Stored data:
━━━━━━

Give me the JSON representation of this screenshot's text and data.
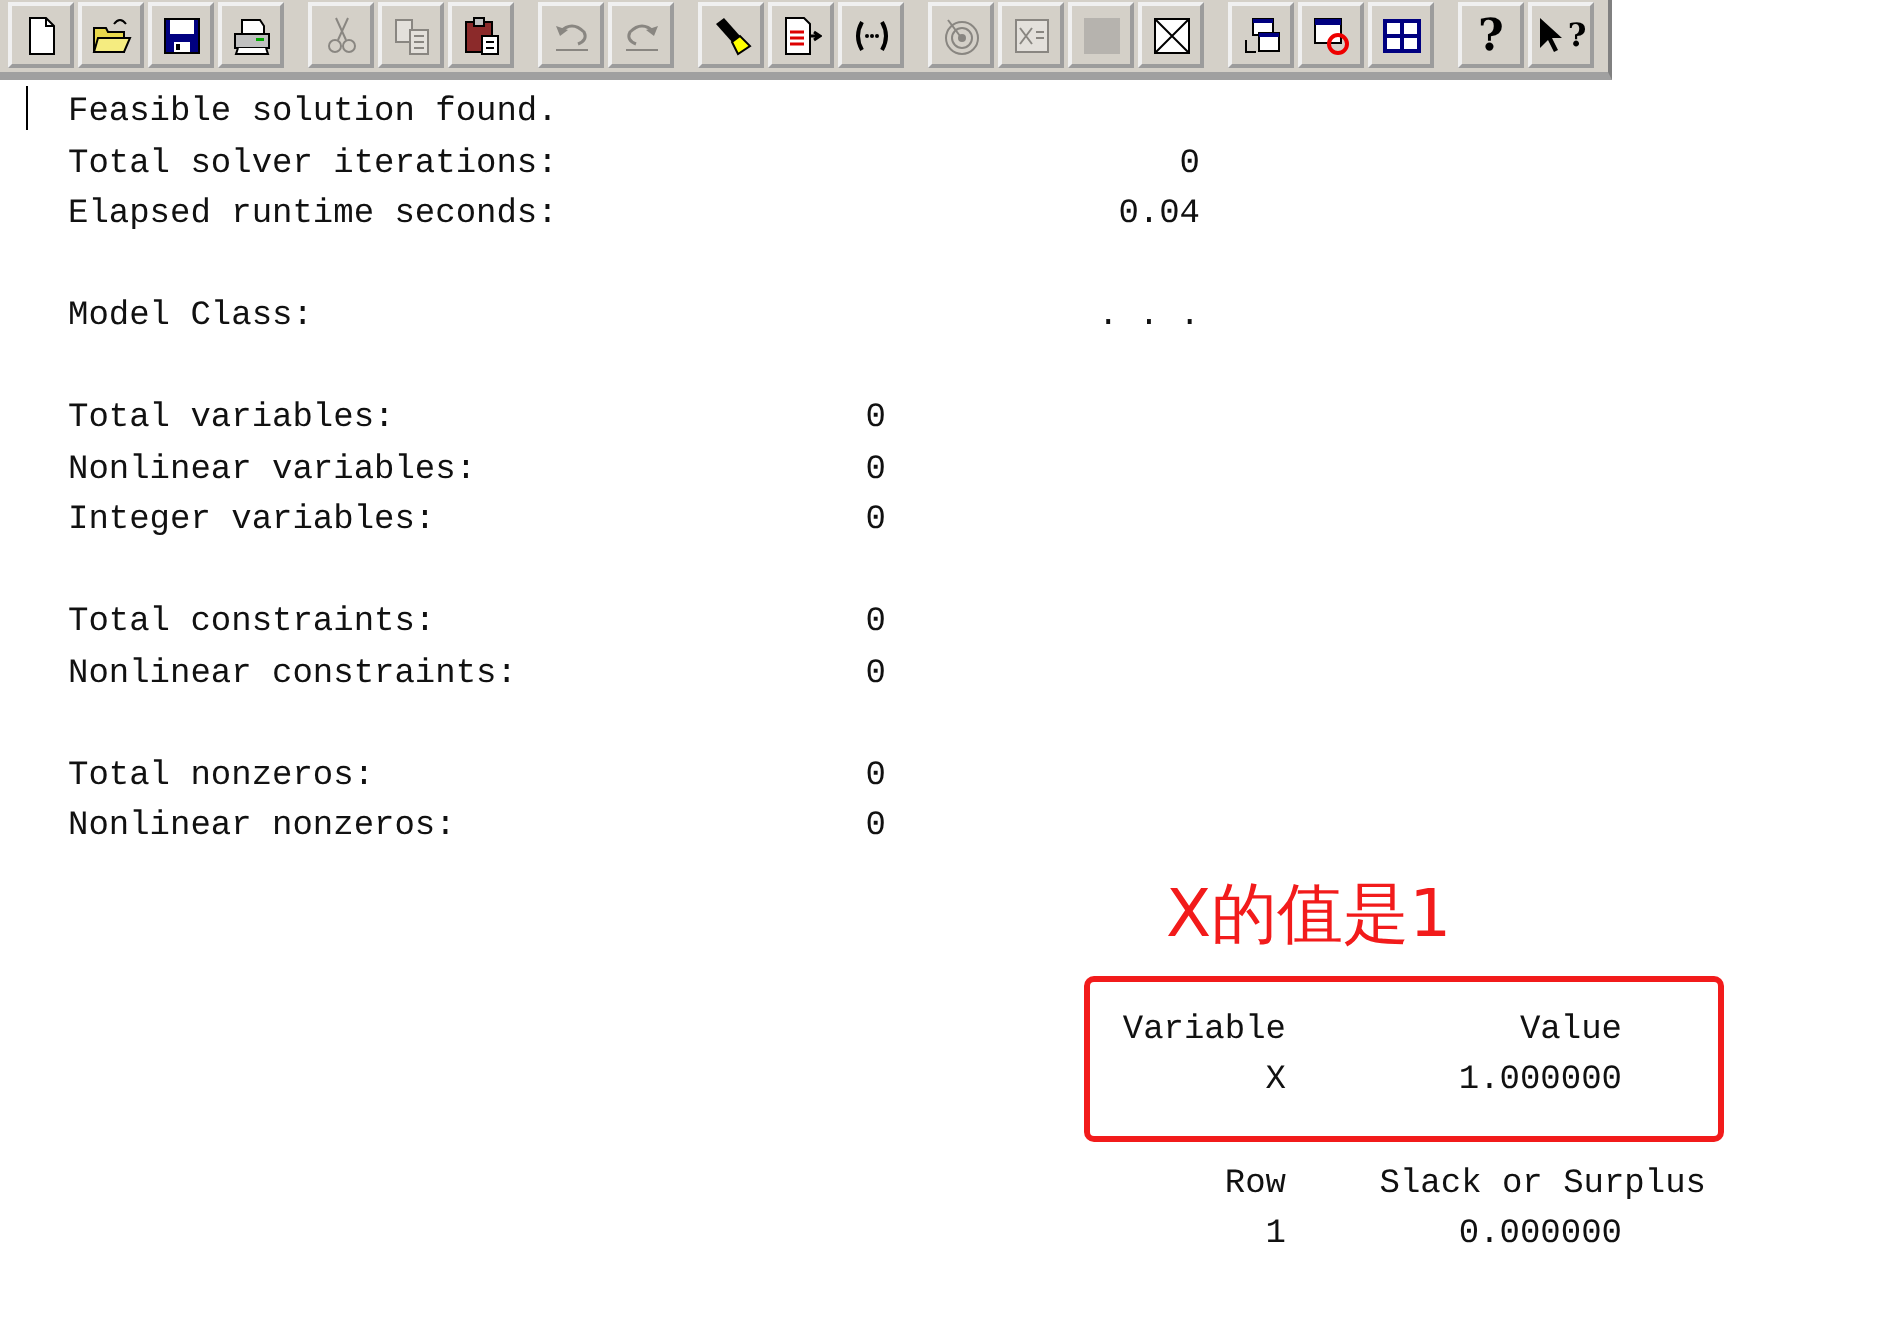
{
  "toolbar": {
    "groups": [
      {
        "buttons": [
          {
            "kind": "page",
            "disabled": false
          },
          {
            "kind": "folder",
            "disabled": false
          },
          {
            "kind": "floppy",
            "disabled": false
          },
          {
            "kind": "printer",
            "disabled": false
          }
        ]
      },
      {
        "buttons": [
          {
            "kind": "scissors",
            "disabled": true
          },
          {
            "kind": "pages",
            "disabled": true
          },
          {
            "kind": "clipboard",
            "disabled": false
          }
        ]
      },
      {
        "buttons": [
          {
            "kind": "undo",
            "disabled": true
          },
          {
            "kind": "redo",
            "disabled": true
          }
        ]
      },
      {
        "buttons": [
          {
            "kind": "flashlight",
            "disabled": false
          },
          {
            "kind": "pagearrow",
            "disabled": false
          },
          {
            "kind": "parens",
            "disabled": false
          }
        ]
      },
      {
        "buttons": [
          {
            "kind": "target",
            "disabled": true
          },
          {
            "kind": "pagex",
            "disabled": true
          },
          {
            "kind": "square",
            "disabled": true
          },
          {
            "kind": "boxedx",
            "disabled": false
          }
        ]
      },
      {
        "buttons": [
          {
            "kind": "windows",
            "disabled": false
          },
          {
            "kind": "windowstop",
            "disabled": false
          },
          {
            "kind": "grid",
            "disabled": false
          }
        ]
      },
      {
        "buttons": [
          {
            "kind": "help",
            "label": "?",
            "disabled": false
          },
          {
            "kind": "pointerhelp",
            "label": "?",
            "disabled": false
          }
        ]
      }
    ]
  },
  "report": {
    "sections": [
      {
        "kind": "wide",
        "rows": [
          {
            "label": "Feasible solution found."
          },
          {
            "label": "Total solver iterations:",
            "value": "0"
          },
          {
            "label": "Elapsed runtime seconds:",
            "value": "0.04"
          }
        ]
      },
      {
        "kind": "wide",
        "rows": [
          {
            "label": "Model Class:",
            "value": ". . ."
          }
        ]
      },
      {
        "kind": "narrow",
        "rows": [
          {
            "label": "Total variables:",
            "value": "0"
          },
          {
            "label": "Nonlinear variables:",
            "value": "0"
          },
          {
            "label": "Integer variables:",
            "value": "0"
          }
        ]
      },
      {
        "kind": "narrow",
        "rows": [
          {
            "label": "Total constraints:",
            "value": "0"
          },
          {
            "label": "Nonlinear constraints:",
            "value": "0"
          }
        ]
      },
      {
        "kind": "narrow",
        "rows": [
          {
            "label": "Total nonzeros:",
            "value": "0"
          },
          {
            "label": "Nonlinear nonzeros:",
            "value": "0"
          }
        ]
      }
    ]
  },
  "annotation": {
    "text": "X的值是1"
  },
  "variables_table": {
    "columns": [
      "Variable",
      "Value"
    ],
    "rows": [
      [
        "X",
        "1.000000"
      ]
    ]
  },
  "rows_table": {
    "columns": [
      "Row",
      "Slack or Surplus"
    ],
    "rows": [
      [
        "1",
        "0.000000"
      ]
    ]
  }
}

━━━━━━

GIVEN EXERCISE:
Output every entry verbatim. Pictures do not belong in the copy.

RESULT:
Give me the JSON representation of this screenshot's text and data.
{
  "toolbar": {
    "groups": [
      {
        "buttons": [
          {
            "kind": "page",
            "disabled": false
          },
          {
            "kind": "folder",
            "disabled": false
          },
          {
            "kind": "floppy",
            "disabled": false
          },
          {
            "kind": "printer",
            "disabled": false
          }
        ]
      },
      {
        "buttons": [
          {
            "kind": "scissors",
            "disabled": true
          },
          {
            "kind": "pages",
            "disabled": true
          },
          {
            "kind": "clipboard",
            "disabled": false
          }
        ]
      },
      {
        "buttons": [
          {
            "kind": "undo",
            "disabled": true
          },
          {
            "kind": "redo",
            "disabled": true
          }
        ]
      },
      {
        "buttons": [
          {
            "kind": "flashlight",
            "disabled": false
          },
          {
            "kind": "pagearrow",
            "disabled": false
          },
          {
            "kind": "parens",
            "disabled": false
          }
        ]
      },
      {
        "buttons": [
          {
            "kind": "target",
            "disabled": true
          },
          {
            "kind": "pagex",
            "disabled": true
          },
          {
            "kind": "square",
            "disabled": true
          },
          {
            "kind": "boxedx",
            "disabled": false
          }
        ]
      },
      {
        "buttons": [
          {
            "kind": "windows",
            "disabled": false
          },
          {
            "kind": "windowstop",
            "disabled": false
          },
          {
            "kind": "grid",
            "disabled": false
          }
        ]
      },
      {
        "buttons": [
          {
            "kind": "help",
            "label": "?",
            "disabled": false
          },
          {
            "kind": "pointerhelp",
            "label": "?",
            "disabled": false
          }
        ]
      }
    ]
  },
  "report": {
    "sections": [
      {
        "kind": "wide",
        "rows": [
          {
            "label": "Feasible solution found."
          },
          {
            "label": "Total solver iterations:",
            "value": "0"
          },
          {
            "label": "Elapsed runtime seconds:",
            "value": "0.04"
          }
        ]
      },
      {
        "kind": "wide",
        "rows": [
          {
            "label": "Model Class:",
            "value": ". . ."
          }
        ]
      },
      {
        "kind": "narrow",
        "rows": [
          {
            "label": "Total variables:",
            "value": "0"
          },
          {
            "label": "Nonlinear variables:",
            "value": "0"
          },
          {
            "label": "Integer variables:",
            "value": "0"
          }
        ]
      },
      {
        "kind": "narrow",
        "rows": [
          {
            "label": "Total constraints:",
            "value": "0"
          },
          {
            "label": "Nonlinear constraints:",
            "value": "0"
          }
        ]
      },
      {
        "kind": "narrow",
        "rows": [
          {
            "label": "Total nonzeros:",
            "value": "0"
          },
          {
            "label": "Nonlinear nonzeros:",
            "value": "0"
          }
        ]
      }
    ]
  },
  "annotation": {
    "text": "X的值是1"
  },
  "variables_table": {
    "columns": [
      "Variable",
      "Value"
    ],
    "rows": [
      [
        "X",
        "1.000000"
      ]
    ]
  },
  "rows_table": {
    "columns": [
      "Row",
      "Slack or Surplus"
    ],
    "rows": [
      [
        "1",
        "0.000000"
      ]
    ]
  }
}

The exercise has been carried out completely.